## Task brief
Consider the records below. How many of their lines include the word "Новости"? State the number and nothing else.

begin Records shown

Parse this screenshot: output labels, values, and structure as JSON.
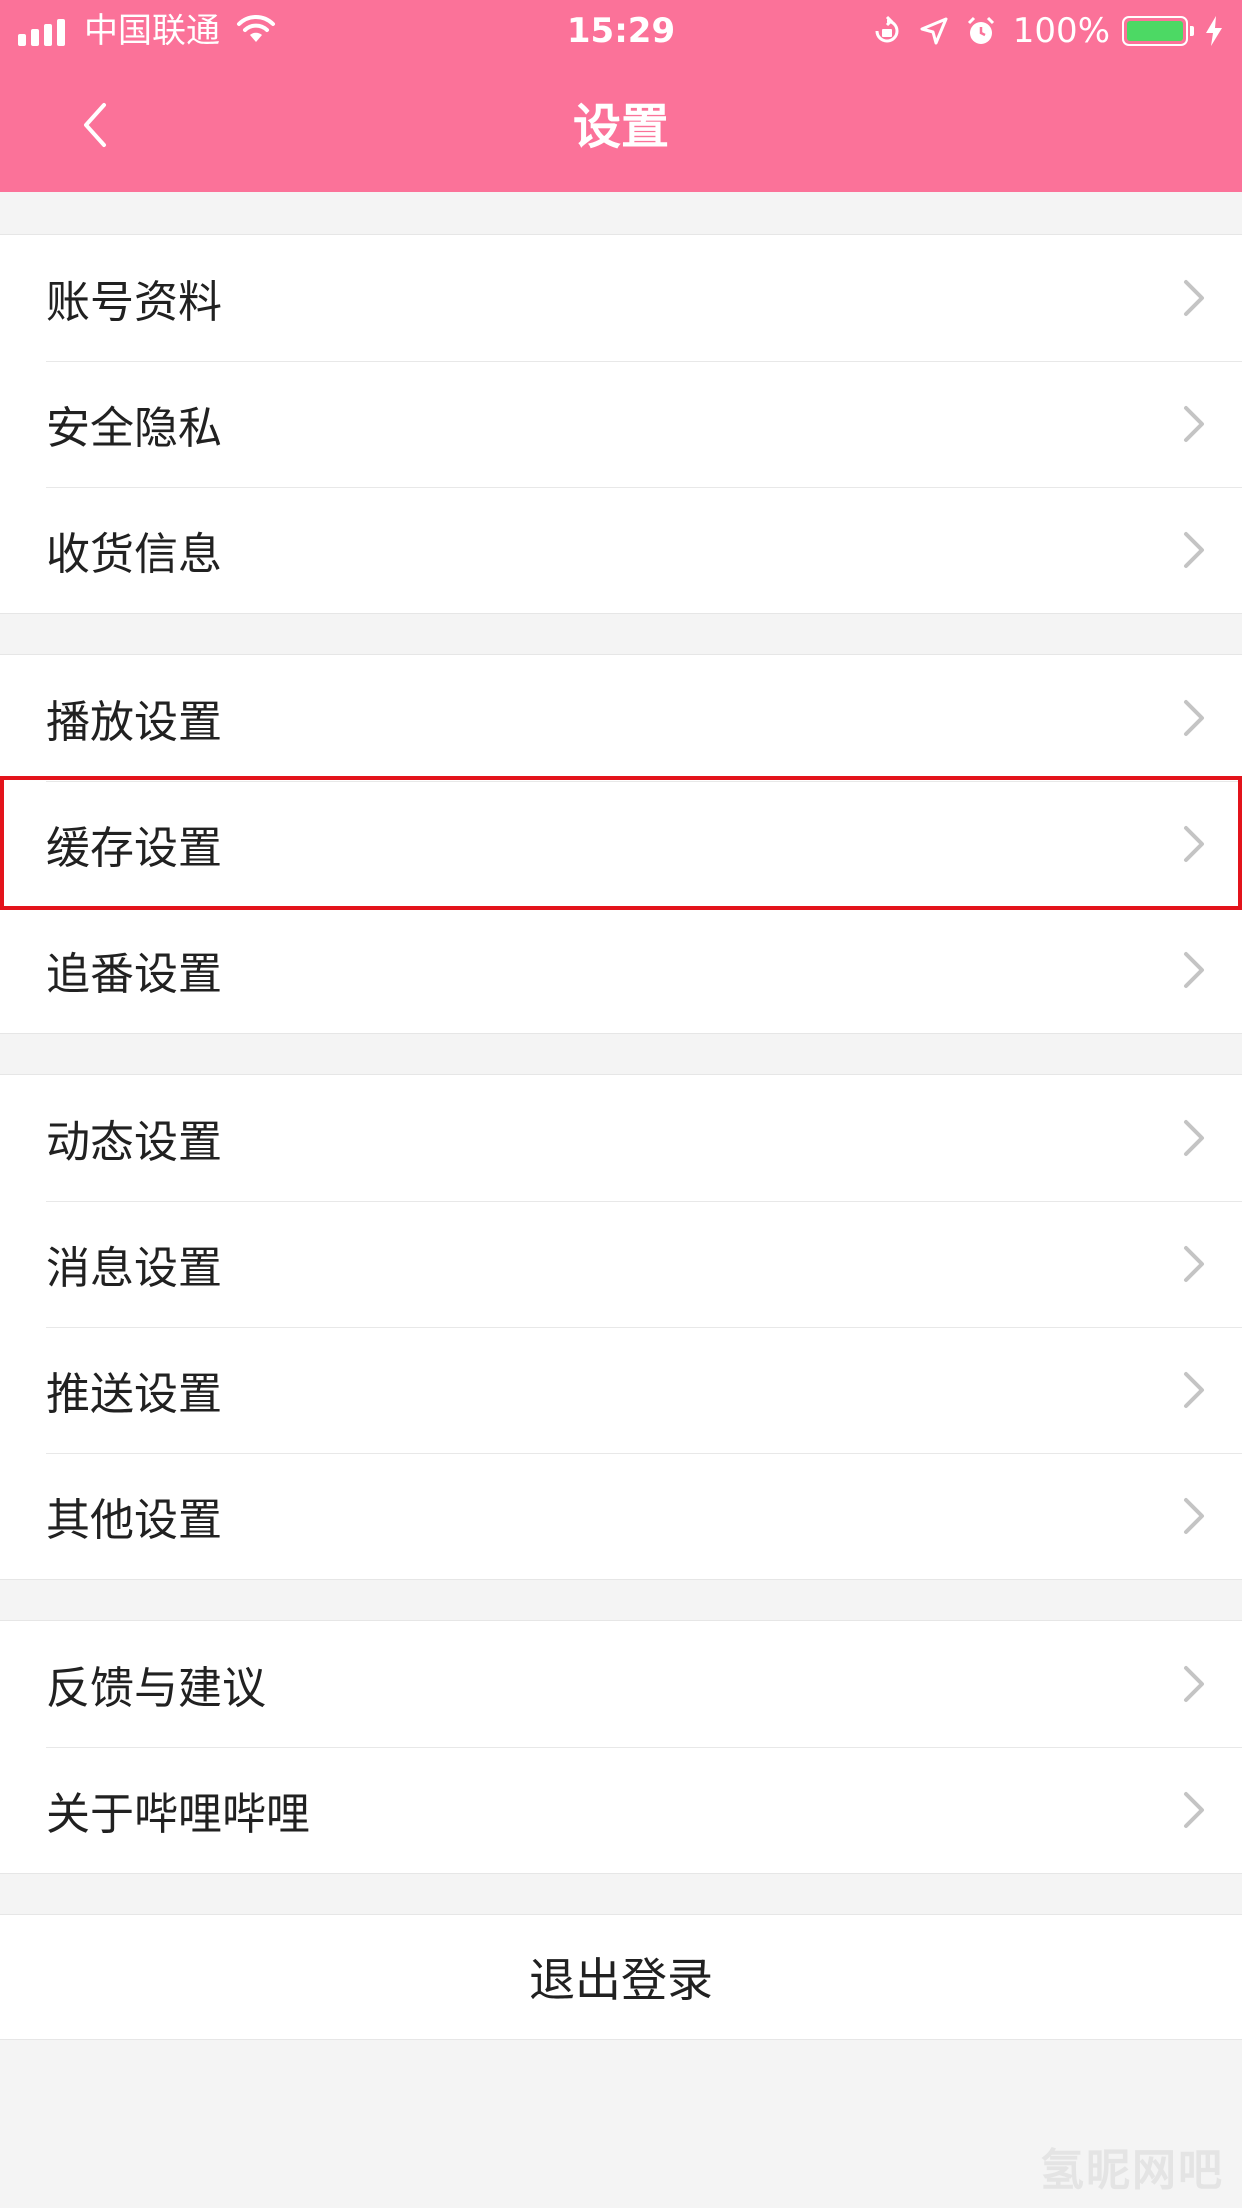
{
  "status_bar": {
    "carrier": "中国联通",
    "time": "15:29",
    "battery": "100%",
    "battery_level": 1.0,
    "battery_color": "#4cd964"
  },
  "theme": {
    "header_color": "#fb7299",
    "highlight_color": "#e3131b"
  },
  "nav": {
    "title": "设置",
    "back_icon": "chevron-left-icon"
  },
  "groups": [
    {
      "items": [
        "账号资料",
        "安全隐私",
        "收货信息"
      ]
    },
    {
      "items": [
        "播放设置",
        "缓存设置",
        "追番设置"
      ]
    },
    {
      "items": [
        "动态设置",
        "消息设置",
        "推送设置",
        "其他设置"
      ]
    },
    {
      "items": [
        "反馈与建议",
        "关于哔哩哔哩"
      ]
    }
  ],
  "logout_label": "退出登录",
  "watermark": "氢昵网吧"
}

end Records shown
begin Records shown

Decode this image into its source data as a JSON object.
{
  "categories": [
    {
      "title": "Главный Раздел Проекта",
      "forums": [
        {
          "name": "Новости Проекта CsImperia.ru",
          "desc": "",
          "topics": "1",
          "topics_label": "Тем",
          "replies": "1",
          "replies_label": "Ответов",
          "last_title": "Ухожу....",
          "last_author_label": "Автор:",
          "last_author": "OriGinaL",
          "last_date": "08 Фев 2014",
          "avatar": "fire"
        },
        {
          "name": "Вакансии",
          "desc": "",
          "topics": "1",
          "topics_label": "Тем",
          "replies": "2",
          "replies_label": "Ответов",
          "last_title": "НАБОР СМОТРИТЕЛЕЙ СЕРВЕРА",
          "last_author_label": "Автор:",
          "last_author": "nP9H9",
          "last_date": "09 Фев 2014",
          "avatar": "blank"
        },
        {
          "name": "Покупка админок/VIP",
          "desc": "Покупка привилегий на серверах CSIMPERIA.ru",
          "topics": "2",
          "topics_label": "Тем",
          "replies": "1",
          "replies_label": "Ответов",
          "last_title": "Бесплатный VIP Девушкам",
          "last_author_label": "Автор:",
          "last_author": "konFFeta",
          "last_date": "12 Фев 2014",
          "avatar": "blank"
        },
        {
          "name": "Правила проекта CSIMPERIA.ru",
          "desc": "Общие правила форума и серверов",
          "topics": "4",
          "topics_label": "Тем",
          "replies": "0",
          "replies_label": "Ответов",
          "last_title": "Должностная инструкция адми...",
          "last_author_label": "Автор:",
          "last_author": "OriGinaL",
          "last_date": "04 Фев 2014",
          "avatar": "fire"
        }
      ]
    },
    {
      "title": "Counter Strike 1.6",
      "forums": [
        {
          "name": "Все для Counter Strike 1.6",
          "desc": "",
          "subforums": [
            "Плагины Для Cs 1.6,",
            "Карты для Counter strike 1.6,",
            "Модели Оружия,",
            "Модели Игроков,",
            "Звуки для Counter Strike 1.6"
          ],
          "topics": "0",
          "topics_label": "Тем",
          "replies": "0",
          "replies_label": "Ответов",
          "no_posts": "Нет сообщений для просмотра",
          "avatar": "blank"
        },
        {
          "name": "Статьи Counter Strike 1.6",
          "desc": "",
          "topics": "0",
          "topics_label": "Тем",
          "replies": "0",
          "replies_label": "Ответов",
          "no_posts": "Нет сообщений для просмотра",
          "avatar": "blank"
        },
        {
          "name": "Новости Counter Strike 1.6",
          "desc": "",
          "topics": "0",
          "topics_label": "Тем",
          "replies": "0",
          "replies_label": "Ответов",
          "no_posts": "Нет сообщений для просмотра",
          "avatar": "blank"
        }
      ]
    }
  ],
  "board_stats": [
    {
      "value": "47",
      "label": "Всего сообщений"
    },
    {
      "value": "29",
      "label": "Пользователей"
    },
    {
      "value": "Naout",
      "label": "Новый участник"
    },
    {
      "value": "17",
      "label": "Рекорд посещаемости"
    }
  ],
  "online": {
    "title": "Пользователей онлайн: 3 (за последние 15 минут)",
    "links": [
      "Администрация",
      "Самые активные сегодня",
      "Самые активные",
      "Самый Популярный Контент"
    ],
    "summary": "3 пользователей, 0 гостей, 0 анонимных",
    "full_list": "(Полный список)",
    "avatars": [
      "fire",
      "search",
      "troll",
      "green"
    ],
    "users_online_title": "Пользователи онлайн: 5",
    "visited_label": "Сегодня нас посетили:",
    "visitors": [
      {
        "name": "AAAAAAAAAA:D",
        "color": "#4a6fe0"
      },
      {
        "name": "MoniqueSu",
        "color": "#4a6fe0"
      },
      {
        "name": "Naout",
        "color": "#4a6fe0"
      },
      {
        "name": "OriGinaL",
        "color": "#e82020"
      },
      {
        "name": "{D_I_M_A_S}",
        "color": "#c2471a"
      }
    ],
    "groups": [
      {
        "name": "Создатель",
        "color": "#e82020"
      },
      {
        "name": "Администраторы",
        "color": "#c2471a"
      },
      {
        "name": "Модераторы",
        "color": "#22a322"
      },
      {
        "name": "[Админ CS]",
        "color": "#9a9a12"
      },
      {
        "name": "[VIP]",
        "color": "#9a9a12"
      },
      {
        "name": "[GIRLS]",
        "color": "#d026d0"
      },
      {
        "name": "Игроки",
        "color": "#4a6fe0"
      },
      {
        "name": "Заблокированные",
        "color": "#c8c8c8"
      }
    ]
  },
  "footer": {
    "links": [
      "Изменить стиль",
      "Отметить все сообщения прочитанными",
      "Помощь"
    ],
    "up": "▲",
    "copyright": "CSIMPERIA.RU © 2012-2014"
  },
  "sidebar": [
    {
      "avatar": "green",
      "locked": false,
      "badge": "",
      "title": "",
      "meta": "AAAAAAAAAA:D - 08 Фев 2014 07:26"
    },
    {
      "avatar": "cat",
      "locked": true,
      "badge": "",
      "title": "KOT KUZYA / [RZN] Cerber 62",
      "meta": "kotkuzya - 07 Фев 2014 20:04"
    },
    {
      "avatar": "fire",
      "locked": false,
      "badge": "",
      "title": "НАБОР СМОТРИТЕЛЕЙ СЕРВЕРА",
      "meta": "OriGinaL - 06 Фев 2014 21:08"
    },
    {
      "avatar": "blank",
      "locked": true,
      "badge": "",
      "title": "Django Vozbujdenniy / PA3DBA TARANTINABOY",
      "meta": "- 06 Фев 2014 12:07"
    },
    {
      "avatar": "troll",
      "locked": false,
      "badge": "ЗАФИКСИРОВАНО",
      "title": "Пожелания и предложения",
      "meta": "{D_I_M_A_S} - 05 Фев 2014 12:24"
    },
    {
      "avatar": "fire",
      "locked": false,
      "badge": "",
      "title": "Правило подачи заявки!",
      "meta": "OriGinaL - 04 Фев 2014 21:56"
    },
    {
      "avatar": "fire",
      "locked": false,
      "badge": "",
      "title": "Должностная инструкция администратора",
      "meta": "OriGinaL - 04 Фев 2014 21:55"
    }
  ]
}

end Records shown

## Written response
2